• [Co zrobić]: Wyodrębnij wszystkie wiersze zamieszczone poniżej i przepisz je bez najmniejszych zmian.
<<<<
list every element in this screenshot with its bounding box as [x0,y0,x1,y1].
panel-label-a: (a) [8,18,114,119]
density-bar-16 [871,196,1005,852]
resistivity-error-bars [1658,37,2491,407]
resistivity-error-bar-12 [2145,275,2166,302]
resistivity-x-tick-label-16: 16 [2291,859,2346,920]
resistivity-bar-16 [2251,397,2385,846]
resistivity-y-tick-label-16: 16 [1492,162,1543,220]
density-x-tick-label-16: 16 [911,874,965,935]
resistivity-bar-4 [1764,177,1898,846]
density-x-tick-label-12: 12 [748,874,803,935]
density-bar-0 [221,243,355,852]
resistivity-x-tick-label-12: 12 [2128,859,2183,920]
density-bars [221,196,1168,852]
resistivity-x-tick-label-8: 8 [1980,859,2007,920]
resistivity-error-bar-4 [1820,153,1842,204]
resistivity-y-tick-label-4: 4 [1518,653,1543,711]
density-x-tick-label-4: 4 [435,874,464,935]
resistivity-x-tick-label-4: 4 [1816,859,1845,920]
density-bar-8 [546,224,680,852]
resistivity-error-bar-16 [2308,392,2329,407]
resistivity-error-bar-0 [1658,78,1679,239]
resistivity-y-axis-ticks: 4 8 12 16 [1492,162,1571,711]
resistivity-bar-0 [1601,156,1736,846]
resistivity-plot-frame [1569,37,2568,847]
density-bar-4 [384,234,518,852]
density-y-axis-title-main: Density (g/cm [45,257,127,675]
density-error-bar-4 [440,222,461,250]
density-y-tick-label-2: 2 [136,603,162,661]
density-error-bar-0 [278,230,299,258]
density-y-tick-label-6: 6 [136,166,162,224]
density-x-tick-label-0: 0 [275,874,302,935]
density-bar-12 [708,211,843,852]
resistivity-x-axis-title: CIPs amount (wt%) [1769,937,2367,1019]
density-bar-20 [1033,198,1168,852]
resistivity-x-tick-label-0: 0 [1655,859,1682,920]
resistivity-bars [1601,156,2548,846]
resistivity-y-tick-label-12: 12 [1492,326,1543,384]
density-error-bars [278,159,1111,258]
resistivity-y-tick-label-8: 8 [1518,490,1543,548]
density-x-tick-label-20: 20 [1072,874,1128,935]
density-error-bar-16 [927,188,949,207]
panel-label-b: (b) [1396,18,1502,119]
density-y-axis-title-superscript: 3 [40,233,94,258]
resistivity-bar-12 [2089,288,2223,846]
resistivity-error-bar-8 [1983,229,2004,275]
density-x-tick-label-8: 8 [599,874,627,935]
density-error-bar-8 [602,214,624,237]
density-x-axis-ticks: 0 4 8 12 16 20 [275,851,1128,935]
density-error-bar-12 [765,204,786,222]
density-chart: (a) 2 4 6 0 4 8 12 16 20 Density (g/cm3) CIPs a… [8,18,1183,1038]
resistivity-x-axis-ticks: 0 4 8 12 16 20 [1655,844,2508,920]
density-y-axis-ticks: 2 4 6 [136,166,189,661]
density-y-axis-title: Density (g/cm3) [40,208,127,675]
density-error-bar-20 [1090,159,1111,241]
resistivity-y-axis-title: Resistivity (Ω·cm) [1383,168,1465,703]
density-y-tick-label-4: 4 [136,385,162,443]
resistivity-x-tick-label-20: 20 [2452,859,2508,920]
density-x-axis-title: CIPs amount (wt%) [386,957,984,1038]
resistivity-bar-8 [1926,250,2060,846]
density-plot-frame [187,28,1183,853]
>>>>
• [Odpowiedź pisemna]:
list every element in this screenshot with its bounding box as [x0,y0,x1,y1].
panel-label-a: (a) [8,18,114,119]
density-bar-16 [871,196,1005,852]
resistivity-error-bars [1658,37,2491,407]
resistivity-error-bar-12 [2145,275,2166,302]
resistivity-x-tick-label-16: 16 [2291,859,2346,920]
resistivity-bar-16 [2251,397,2385,846]
resistivity-y-tick-label-16: 16 [1492,162,1543,220]
density-x-tick-label-16: 16 [911,874,965,935]
resistivity-bar-4 [1764,177,1898,846]
density-x-tick-label-12: 12 [748,874,803,935]
density-bar-0 [221,243,355,852]
resistivity-x-tick-label-12: 12 [2128,859,2183,920]
density-bars [221,196,1168,852]
resistivity-x-tick-label-8: 8 [1980,859,2007,920]
resistivity-error-bar-4 [1820,153,1842,204]
resistivity-y-tick-label-4: 4 [1518,653,1543,711]
density-x-tick-label-4: 4 [435,874,464,935]
resistivity-x-tick-label-4: 4 [1816,859,1845,920]
density-bar-8 [546,224,680,852]
resistivity-error-bar-16 [2308,392,2329,407]
resistivity-error-bar-0 [1658,78,1679,239]
resistivity-y-axis-ticks: 4 8 12 16 [1492,162,1571,711]
resistivity-bar-0 [1601,156,1736,846]
resistivity-plot-frame [1569,37,2568,847]
density-bar-4 [384,234,518,852]
density-y-axis-title-main: Density (g/cm [45,257,127,675]
density-error-bar-4 [440,222,461,250]
density-y-tick-label-2: 2 [136,603,162,661]
density-error-bar-0 [278,230,299,258]
density-y-tick-label-6: 6 [136,166,162,224]
density-x-tick-label-0: 0 [275,874,302,935]
density-bar-12 [708,211,843,852]
resistivity-x-axis-title: CIPs amount (wt%) [1769,937,2367,1019]
density-bar-20 [1033,198,1168,852]
resistivity-x-tick-label-0: 0 [1655,859,1682,920]
resistivity-bars [1601,156,2548,846]
resistivity-y-tick-label-12: 12 [1492,326,1543,384]
density-error-bars [278,159,1111,258]
resistivity-y-tick-label-8: 8 [1518,490,1543,548]
density-x-tick-label-20: 20 [1072,874,1128,935]
density-error-bar-16 [927,188,949,207]
panel-label-b: (b) [1396,18,1502,119]
density-y-axis-title-superscript: 3 [40,233,94,258]
resistivity-bar-12 [2089,288,2223,846]
resistivity-error-bar-8 [1983,229,2004,275]
density-x-tick-label-8: 8 [599,874,627,935]
density-error-bar-8 [602,214,624,237]
density-x-axis-ticks: 0 4 8 12 16 20 [275,851,1128,935]
density-error-bar-12 [765,204,786,222]
density-chart: (a) 2 4 6 0 4 8 12 16 20 Density (g/cm3) CIPs a… [8,18,1183,1038]
resistivity-x-axis-ticks: 0 4 8 12 16 20 [1655,844,2508,920]
density-y-axis-ticks: 2 4 6 [136,166,189,661]
density-y-axis-title: Density (g/cm3) [40,208,127,675]
density-error-bar-20 [1090,159,1111,241]
resistivity-y-axis-title: Resistivity (Ω·cm) [1383,168,1465,703]
density-y-tick-label-4: 4 [136,385,162,443]
resistivity-x-tick-label-20: 20 [2452,859,2508,920]
density-x-axis-title: CIPs amount (wt%) [386,957,984,1038]
resistivity-bar-8 [1926,250,2060,846]
density-plot-frame [187,28,1183,853]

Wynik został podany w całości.